● **Exercise requirements**
Rewrite every line of the listing below as a JSON list of strings, one string per line, with blank lines omitted.

● **Material for this task**
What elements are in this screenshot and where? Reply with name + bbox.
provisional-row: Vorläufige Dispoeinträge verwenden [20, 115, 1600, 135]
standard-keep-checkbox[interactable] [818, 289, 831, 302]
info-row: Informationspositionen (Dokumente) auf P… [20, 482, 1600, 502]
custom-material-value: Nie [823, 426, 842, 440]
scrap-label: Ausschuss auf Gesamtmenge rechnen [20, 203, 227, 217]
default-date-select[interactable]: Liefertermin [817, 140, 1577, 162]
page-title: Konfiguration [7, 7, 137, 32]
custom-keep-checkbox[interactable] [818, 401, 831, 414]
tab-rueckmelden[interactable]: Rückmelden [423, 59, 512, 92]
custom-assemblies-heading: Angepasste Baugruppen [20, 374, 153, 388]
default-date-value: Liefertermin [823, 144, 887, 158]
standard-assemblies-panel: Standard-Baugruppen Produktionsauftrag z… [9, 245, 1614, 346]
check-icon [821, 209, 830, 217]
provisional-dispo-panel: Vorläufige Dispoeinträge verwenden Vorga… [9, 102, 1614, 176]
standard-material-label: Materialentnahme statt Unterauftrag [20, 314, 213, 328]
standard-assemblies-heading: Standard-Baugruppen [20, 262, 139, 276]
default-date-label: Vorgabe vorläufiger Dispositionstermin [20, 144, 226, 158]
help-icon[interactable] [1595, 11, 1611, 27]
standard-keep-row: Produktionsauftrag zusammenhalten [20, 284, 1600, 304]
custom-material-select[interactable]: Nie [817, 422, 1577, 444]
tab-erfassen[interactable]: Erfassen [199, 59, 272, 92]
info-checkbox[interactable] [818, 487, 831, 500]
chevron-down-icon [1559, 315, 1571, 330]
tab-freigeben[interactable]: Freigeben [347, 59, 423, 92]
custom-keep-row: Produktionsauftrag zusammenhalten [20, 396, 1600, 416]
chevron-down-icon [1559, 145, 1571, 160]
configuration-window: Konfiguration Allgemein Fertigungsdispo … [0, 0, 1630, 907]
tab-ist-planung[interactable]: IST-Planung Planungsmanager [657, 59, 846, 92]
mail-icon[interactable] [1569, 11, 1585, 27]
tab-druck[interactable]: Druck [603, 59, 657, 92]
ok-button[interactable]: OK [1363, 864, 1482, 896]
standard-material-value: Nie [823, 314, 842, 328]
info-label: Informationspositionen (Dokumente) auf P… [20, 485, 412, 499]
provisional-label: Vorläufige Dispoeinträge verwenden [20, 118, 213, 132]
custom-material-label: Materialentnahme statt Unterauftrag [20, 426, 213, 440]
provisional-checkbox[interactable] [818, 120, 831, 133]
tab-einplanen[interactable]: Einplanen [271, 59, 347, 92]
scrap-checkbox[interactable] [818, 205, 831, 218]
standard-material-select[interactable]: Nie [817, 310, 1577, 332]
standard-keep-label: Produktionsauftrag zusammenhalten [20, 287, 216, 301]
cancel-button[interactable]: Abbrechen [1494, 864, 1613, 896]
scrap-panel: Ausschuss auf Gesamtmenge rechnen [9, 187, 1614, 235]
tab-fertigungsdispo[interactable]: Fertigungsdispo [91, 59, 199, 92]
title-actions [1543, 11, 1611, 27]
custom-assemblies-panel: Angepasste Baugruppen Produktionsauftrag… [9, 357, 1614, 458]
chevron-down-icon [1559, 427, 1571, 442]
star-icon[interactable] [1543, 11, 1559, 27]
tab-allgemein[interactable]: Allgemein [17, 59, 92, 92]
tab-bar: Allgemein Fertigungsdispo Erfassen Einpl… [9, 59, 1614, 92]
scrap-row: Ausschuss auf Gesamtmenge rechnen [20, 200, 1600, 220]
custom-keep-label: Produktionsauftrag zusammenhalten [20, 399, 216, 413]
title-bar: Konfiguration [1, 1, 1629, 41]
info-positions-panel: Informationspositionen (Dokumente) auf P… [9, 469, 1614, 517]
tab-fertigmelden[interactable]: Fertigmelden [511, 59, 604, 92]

● **Task solution**
[
  "What elements are in this screenshot and where? Reply with name + bbox.",
  "provisional-row: Vorläufige Dispoeinträge verwenden [20, 115, 1600, 135]",
  "standard-keep-checkbox[interactable] [818, 289, 831, 302]",
  "info-row: Informationspositionen (Dokumente) auf P… [20, 482, 1600, 502]",
  "custom-material-value: Nie [823, 426, 842, 440]",
  "scrap-label: Ausschuss auf Gesamtmenge rechnen [20, 203, 227, 217]",
  "default-date-select[interactable]: Liefertermin [817, 140, 1577, 162]",
  "page-title: Konfiguration [7, 7, 137, 32]",
  "custom-keep-checkbox[interactable] [818, 401, 831, 414]",
  "tab-rueckmelden[interactable]: Rückmelden [423, 59, 512, 92]",
  "custom-assemblies-heading: Angepasste Baugruppen [20, 374, 153, 388]",
  "default-date-value: Liefertermin [823, 144, 887, 158]",
  "standard-assemblies-panel: Standard-Baugruppen Produktionsauftrag z… [9, 245, 1614, 346]",
  "check-icon [821, 209, 830, 217]",
  "provisional-dispo-panel: Vorläufige Dispoeinträge verwenden Vorga… [9, 102, 1614, 176]",
  "standard-material-label: Materialentnahme statt Unterauftrag [20, 314, 213, 328]",
  "standard-assemblies-heading: Standard-Baugruppen [20, 262, 139, 276]",
  "default-date-label: Vorgabe vorläufiger Dispositionstermin [20, 144, 226, 158]",
  "help-icon[interactable] [1595, 11, 1611, 27]",
  "standard-keep-row: Produktionsauftrag zusammenhalten [20, 284, 1600, 304]",
  "custom-material-select[interactable]: Nie [817, 422, 1577, 444]",
  "tab-erfassen[interactable]: Erfassen [199, 59, 272, 92]",
  "info-checkbox[interactable] [818, 487, 831, 500]",
  "chevron-down-icon [1559, 315, 1571, 330]",
  "tab-freigeben[interactable]: Freigeben [347, 59, 423, 92]",
  "custom-keep-row: Produktionsauftrag zusammenhalten [20, 396, 1600, 416]",
  "chevron-down-icon [1559, 145, 1571, 160]",
  "configuration-window: Konfiguration Allgemein Fertigungsdispo … [0, 0, 1630, 907]",
  "tab-ist-planung[interactable]: IST-Planung Planungsmanager [657, 59, 846, 92]",
  "mail-icon[interactable] [1569, 11, 1585, 27]",
  "tab-druck[interactable]: Druck [603, 59, 657, 92]",
  "ok-button[interactable]: OK [1363, 864, 1482, 896]",
  "standard-material-value: Nie [823, 314, 842, 328]",
  "info-label: Informationspositionen (Dokumente) auf P… [20, 485, 412, 499]",
  "provisional-label: Vorläufige Dispoeinträge verwenden [20, 118, 213, 132]",
  "custom-material-label: Materialentnahme statt Unterauftrag [20, 426, 213, 440]",
  "provisional-checkbox[interactable] [818, 120, 831, 133]",
  "tab-einplanen[interactable]: Einplanen [271, 59, 347, 92]",
  "scrap-checkbox[interactable] [818, 205, 831, 218]",
  "standard-material-select[interactable]: Nie [817, 310, 1577, 332]",
  "standard-keep-label: Produktionsauftrag zusammenhalten [20, 287, 216, 301]",
  "cancel-button[interactable]: Abbrechen [1494, 864, 1613, 896]",
  "scrap-panel: Ausschuss auf Gesamtmenge rechnen [9, 187, 1614, 235]",
  "tab-fertigungsdispo[interactable]: Fertigungsdispo [91, 59, 199, 92]",
  "title-actions [1543, 11, 1611, 27]",
  "custom-assemblies-panel: Angepasste Baugruppen Produktionsauftrag… [9, 357, 1614, 458]",
  "chevron-down-icon [1559, 427, 1571, 442]",
  "star-icon[interactable] [1543, 11, 1559, 27]",
  "tab-allgemein[interactable]: Allgemein [17, 59, 92, 92]",
  "tab-bar: Allgemein Fertigungsdispo Erfassen Einpl… [9, 59, 1614, 92]",
  "scrap-row: Ausschuss auf Gesamtmenge rechnen [20, 200, 1600, 220]",
  "custom-keep-label: Produktionsauftrag zusammenhalten [20, 399, 216, 413]",
  "title-bar: Konfiguration [1, 1, 1629, 41]",
  "info-positions-panel: Informationspositionen (Dokumente) auf P… [9, 469, 1614, 517]",
  "tab-fertigmelden[interactable]: Fertigmelden [511, 59, 604, 92]"
]